> [Record excerpts]
━━━━━━━━

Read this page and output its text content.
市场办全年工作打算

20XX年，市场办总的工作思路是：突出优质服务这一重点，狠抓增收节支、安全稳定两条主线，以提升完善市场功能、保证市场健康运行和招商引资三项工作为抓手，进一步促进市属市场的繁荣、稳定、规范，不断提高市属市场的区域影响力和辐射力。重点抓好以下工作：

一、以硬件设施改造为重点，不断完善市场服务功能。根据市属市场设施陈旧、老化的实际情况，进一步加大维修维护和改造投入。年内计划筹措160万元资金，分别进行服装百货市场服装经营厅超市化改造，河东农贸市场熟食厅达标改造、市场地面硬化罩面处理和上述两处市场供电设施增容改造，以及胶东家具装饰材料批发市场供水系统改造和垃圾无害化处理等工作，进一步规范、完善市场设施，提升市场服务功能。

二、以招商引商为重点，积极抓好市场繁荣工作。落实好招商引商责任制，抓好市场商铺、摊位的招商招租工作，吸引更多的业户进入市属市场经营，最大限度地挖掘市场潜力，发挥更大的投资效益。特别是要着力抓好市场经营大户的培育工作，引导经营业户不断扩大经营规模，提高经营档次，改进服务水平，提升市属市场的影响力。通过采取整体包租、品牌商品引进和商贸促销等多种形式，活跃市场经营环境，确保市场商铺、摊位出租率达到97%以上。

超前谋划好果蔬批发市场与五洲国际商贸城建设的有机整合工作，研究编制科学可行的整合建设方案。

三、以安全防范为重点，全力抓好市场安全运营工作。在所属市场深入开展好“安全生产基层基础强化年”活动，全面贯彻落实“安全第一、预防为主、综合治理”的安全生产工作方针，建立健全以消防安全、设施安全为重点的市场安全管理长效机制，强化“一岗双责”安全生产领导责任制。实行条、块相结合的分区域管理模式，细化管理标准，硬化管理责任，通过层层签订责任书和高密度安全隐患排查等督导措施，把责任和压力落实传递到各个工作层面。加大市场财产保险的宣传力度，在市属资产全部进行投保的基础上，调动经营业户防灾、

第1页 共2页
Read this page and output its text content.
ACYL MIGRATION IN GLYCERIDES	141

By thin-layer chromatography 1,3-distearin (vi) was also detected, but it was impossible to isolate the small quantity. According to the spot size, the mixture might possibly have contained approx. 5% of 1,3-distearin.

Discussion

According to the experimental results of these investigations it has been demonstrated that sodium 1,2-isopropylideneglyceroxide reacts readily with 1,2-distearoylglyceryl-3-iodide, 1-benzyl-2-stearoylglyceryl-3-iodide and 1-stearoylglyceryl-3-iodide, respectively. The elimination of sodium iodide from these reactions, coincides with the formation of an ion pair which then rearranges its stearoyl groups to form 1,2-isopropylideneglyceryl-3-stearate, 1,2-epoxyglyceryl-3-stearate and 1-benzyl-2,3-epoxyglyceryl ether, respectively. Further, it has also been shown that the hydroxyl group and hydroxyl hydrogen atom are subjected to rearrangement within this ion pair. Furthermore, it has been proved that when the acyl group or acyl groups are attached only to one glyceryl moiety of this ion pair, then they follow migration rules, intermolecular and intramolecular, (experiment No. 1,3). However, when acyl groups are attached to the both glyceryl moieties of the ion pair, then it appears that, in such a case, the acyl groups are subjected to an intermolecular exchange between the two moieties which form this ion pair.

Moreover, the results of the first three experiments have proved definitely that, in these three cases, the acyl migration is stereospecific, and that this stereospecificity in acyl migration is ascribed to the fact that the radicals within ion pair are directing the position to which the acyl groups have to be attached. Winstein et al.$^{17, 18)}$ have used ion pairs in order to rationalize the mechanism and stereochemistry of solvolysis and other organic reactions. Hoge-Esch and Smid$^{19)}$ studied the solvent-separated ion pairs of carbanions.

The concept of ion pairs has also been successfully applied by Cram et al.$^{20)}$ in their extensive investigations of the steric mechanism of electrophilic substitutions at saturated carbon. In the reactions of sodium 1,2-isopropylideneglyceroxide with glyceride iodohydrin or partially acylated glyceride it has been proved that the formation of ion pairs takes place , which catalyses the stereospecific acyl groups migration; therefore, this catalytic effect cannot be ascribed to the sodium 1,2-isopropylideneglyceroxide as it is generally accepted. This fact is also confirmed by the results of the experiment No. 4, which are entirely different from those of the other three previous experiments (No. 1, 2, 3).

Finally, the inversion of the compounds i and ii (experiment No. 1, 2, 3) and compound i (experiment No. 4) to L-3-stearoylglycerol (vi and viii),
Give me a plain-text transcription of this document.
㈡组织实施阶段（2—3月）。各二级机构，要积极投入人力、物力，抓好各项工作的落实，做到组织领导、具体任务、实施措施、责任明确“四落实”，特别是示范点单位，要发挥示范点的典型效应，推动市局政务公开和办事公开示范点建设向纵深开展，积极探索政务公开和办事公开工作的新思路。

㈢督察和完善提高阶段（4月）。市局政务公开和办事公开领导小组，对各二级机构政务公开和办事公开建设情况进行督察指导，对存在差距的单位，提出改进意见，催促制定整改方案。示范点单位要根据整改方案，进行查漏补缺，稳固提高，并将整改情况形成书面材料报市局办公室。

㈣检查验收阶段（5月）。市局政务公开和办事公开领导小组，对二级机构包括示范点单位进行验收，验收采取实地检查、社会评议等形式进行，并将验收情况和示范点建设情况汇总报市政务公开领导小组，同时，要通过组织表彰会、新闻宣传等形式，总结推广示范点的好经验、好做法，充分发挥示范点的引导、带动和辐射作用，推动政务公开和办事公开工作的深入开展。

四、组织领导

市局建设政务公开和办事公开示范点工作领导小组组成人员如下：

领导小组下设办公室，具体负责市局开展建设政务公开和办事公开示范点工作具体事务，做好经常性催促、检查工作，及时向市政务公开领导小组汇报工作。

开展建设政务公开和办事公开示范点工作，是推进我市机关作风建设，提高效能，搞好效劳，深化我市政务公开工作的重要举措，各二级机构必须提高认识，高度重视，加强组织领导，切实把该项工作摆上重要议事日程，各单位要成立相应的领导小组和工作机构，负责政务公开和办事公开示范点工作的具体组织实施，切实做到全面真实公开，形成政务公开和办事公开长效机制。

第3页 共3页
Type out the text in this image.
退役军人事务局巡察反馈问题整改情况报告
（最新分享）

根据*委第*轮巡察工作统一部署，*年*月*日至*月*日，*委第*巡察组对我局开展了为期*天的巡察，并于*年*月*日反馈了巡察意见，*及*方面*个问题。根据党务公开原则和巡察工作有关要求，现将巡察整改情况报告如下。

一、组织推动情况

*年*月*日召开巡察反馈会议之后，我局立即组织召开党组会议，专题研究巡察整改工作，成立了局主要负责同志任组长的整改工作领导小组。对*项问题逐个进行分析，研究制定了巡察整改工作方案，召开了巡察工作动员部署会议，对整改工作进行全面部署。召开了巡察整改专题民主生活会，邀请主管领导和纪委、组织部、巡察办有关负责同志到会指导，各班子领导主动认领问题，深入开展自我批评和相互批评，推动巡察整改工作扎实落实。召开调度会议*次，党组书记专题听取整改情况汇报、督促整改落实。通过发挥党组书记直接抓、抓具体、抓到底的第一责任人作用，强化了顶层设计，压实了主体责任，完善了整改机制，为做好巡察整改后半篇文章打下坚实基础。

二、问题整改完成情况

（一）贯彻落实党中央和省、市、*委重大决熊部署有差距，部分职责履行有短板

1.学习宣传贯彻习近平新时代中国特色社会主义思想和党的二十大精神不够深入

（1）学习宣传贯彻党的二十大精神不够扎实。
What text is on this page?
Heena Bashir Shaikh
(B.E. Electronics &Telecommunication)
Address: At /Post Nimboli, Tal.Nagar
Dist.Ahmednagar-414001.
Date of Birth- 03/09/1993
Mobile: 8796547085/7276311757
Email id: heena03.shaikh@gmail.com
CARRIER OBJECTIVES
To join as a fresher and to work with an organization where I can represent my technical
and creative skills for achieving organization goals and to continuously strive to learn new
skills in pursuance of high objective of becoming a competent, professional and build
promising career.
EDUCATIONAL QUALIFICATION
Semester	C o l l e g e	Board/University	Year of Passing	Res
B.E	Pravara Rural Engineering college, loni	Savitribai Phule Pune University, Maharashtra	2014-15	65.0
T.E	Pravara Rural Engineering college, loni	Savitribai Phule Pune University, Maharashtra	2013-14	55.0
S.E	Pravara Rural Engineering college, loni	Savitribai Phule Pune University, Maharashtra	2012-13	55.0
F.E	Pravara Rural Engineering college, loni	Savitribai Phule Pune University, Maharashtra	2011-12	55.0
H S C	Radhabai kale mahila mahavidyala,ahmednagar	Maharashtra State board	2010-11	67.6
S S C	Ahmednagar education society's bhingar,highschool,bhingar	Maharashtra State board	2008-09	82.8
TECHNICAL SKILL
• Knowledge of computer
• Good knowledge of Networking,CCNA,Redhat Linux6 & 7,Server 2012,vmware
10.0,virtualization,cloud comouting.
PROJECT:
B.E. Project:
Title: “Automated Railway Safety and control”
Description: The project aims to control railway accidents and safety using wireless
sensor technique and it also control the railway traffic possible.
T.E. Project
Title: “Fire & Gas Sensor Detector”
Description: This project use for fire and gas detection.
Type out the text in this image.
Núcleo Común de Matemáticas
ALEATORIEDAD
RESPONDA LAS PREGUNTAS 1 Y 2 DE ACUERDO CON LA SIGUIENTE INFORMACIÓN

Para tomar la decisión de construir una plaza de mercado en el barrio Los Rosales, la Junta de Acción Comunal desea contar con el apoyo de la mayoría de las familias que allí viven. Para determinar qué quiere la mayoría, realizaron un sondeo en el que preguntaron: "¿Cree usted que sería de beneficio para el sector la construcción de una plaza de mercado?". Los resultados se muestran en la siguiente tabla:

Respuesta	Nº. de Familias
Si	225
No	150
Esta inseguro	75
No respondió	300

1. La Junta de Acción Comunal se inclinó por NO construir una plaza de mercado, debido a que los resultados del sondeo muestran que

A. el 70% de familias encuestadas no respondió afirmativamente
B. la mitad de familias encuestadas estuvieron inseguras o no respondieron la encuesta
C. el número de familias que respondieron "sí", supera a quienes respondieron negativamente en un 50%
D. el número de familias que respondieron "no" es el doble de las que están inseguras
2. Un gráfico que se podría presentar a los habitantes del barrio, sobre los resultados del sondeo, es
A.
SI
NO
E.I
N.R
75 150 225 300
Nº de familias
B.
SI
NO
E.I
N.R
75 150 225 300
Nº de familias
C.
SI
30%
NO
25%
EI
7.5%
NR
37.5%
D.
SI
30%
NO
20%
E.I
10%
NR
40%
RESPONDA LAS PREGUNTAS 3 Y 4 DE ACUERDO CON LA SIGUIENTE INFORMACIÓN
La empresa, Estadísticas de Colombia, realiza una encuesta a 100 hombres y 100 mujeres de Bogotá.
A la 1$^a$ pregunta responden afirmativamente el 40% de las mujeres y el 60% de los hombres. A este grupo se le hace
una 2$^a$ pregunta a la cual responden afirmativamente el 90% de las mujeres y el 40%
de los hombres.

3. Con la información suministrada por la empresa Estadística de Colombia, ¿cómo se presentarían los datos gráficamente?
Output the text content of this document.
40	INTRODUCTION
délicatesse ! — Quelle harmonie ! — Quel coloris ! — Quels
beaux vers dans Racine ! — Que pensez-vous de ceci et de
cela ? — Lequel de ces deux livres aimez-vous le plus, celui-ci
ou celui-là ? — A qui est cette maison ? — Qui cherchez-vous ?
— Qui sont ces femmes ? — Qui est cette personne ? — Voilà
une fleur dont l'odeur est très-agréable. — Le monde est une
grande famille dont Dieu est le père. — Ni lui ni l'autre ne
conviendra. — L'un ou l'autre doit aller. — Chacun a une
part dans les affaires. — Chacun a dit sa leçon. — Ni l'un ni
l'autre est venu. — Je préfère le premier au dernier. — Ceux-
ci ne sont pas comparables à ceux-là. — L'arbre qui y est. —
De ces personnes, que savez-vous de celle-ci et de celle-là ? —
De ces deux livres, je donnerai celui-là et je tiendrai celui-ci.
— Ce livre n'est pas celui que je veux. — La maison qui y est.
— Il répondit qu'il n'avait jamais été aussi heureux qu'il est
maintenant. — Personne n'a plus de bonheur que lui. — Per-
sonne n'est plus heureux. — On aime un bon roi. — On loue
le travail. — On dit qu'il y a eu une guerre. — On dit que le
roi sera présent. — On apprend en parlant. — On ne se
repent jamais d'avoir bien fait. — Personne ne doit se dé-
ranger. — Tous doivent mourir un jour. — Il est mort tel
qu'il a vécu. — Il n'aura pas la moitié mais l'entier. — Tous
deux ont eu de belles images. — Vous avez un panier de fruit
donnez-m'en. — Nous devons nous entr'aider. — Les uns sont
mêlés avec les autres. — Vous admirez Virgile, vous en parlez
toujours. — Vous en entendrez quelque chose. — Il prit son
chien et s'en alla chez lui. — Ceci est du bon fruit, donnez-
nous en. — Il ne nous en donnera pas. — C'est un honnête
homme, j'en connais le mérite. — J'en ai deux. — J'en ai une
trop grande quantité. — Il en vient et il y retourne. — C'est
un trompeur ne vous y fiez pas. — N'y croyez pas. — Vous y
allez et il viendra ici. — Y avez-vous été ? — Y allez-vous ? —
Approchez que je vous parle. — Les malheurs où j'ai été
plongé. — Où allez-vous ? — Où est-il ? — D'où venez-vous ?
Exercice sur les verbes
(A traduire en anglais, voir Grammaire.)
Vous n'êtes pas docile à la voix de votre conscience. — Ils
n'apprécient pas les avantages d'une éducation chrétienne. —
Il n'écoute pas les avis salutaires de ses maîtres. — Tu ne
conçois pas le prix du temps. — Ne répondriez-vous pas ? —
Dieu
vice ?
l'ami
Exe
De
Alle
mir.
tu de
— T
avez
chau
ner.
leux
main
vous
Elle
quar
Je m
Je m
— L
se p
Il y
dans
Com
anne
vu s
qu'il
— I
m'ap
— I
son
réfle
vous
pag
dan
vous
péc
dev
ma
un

━━━━━━━━

How many lines in the listing contain "dont"? Answer with the number alone.

2